╭──

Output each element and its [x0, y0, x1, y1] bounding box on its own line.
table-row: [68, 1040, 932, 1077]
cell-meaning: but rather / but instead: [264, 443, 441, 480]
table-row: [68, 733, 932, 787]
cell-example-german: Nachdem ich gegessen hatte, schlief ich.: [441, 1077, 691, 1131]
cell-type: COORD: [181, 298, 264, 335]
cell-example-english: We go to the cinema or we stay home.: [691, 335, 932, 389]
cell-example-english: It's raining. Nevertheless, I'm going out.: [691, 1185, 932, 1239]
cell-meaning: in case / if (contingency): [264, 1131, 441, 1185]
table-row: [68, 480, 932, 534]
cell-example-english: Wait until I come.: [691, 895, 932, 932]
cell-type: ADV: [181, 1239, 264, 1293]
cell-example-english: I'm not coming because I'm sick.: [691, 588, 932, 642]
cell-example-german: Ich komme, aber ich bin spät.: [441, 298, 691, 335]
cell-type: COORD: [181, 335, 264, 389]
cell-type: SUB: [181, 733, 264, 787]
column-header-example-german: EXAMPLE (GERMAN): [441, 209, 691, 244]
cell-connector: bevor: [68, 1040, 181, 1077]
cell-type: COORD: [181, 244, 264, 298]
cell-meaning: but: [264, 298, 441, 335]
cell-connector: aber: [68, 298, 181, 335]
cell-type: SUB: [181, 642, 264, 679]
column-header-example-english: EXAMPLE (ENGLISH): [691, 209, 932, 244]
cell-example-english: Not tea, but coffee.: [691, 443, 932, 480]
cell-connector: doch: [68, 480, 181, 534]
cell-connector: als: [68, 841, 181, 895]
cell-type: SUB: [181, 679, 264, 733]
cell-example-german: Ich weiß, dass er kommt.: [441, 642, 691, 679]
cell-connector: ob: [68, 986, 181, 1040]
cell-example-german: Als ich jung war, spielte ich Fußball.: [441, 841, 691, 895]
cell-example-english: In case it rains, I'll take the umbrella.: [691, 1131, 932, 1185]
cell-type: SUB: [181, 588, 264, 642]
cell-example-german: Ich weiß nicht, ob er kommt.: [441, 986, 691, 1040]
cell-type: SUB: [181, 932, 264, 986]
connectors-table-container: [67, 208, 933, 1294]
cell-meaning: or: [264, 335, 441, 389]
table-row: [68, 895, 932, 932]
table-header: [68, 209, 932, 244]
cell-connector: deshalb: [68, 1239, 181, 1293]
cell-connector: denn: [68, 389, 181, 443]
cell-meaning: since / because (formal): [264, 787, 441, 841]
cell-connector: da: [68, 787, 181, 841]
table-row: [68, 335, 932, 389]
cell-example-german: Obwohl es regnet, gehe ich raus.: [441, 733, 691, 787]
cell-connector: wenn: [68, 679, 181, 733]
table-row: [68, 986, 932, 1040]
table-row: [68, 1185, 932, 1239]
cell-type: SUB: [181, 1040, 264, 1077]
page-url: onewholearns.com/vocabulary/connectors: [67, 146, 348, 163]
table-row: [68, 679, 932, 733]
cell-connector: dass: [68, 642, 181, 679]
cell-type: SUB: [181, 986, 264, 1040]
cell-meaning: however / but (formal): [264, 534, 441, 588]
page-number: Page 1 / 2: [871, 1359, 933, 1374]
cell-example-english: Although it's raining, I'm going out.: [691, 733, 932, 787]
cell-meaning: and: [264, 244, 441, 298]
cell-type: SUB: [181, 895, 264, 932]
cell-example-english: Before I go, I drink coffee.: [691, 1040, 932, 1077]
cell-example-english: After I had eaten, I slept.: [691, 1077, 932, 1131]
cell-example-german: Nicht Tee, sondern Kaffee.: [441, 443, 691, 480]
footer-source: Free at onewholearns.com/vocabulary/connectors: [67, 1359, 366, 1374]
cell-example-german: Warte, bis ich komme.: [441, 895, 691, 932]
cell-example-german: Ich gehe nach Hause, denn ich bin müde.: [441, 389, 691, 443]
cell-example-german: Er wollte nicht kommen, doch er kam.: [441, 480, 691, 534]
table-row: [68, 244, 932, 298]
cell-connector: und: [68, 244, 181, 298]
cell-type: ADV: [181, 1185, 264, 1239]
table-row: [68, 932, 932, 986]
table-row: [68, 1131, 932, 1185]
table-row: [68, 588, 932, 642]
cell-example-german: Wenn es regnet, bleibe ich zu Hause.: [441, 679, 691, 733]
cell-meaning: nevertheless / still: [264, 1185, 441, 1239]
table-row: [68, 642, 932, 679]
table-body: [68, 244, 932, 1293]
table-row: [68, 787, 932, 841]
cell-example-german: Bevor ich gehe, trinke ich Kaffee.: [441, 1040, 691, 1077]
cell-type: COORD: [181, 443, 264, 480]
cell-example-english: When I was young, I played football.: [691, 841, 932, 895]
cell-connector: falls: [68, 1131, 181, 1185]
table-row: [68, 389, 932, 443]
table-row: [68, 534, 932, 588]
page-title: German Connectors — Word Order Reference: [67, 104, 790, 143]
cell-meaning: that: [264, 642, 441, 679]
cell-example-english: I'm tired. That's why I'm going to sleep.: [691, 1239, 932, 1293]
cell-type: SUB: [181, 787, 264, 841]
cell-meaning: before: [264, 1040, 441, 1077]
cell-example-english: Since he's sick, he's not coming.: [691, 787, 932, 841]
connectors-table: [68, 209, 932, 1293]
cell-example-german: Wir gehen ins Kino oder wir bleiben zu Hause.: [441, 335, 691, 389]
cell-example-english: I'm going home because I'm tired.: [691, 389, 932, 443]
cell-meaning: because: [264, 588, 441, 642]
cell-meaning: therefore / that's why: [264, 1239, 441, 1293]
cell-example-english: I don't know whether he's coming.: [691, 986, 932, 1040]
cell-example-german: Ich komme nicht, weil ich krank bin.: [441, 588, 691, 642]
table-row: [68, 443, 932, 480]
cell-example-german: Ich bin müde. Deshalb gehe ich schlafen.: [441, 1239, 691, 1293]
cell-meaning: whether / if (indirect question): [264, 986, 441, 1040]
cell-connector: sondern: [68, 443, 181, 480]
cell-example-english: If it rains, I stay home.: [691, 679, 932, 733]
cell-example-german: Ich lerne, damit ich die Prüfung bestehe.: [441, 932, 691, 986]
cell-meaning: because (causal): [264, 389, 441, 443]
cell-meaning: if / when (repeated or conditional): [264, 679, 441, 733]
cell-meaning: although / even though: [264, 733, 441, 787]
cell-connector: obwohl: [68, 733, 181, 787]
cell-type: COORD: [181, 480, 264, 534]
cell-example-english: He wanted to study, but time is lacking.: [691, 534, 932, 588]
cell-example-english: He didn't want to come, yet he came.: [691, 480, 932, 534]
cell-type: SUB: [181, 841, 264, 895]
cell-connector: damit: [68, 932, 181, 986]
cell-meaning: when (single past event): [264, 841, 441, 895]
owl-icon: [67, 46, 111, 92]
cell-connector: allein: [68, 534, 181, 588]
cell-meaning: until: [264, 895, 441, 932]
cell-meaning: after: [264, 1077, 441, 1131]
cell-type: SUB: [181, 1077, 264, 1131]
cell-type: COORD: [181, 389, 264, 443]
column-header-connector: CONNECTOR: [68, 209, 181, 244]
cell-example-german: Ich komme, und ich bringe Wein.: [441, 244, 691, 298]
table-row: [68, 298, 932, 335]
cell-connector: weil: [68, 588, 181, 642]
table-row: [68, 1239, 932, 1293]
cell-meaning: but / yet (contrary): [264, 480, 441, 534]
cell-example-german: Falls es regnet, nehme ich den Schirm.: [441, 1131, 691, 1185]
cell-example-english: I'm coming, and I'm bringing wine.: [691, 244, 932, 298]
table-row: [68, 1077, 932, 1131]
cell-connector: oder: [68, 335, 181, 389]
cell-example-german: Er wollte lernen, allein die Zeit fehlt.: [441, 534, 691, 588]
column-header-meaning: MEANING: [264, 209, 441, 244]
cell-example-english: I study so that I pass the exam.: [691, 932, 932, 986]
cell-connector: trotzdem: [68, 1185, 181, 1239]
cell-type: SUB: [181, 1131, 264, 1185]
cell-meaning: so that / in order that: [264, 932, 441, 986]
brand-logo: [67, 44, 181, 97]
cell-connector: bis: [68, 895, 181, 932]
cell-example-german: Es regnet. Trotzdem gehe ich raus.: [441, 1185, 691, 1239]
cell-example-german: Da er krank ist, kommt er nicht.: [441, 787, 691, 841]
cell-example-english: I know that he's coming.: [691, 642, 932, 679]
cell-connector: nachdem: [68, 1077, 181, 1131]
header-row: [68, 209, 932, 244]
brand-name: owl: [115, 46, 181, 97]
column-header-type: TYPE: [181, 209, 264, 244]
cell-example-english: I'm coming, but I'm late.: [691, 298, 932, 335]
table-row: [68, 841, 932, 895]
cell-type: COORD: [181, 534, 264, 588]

╰──
╭──

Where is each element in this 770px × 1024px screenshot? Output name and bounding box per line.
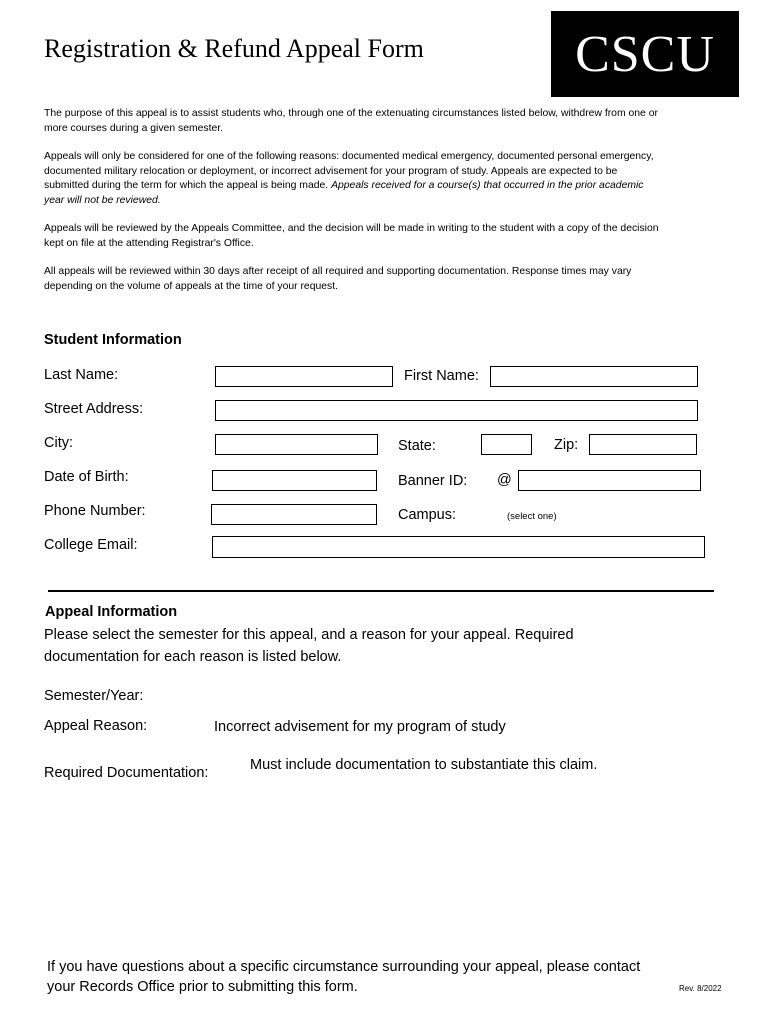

╰──

■ Task directions
Retype the stretch of lines from the one containing "Output each element" through the one containing "209, 691, 244]", copying each line precisely.

■ Worked answer
Output each element and its [x0, y0, x1, y1] bounding box on its own line.
table-row: [68, 1040, 932, 1077]
cell-meaning: but rather / but instead: [264, 443, 441, 480]
table-row: [68, 733, 932, 787]
cell-example-german: Nachdem ich gegessen hatte, schlief ich.: [441, 1077, 691, 1131]
cell-type: COORD: [181, 298, 264, 335]
cell-example-english: We go to the cinema or we stay home.: [691, 335, 932, 389]
cell-example-english: It's raining. Nevertheless, I'm going out.: [691, 1185, 932, 1239]
cell-meaning: in case / if (contingency): [264, 1131, 441, 1185]
table-row: [68, 480, 932, 534]
cell-example-english: Wait until I come.: [691, 895, 932, 932]
cell-type: ADV: [181, 1239, 264, 1293]
cell-example-english: I'm not coming because I'm sick.: [691, 588, 932, 642]
cell-example-german: Ich komme, aber ich bin spät.: [441, 298, 691, 335]
cell-type: COORD: [181, 335, 264, 389]
cell-type: SUB: [181, 733, 264, 787]
column-header-example-german: EXAMPLE (GERMAN): [441, 209, 691, 244]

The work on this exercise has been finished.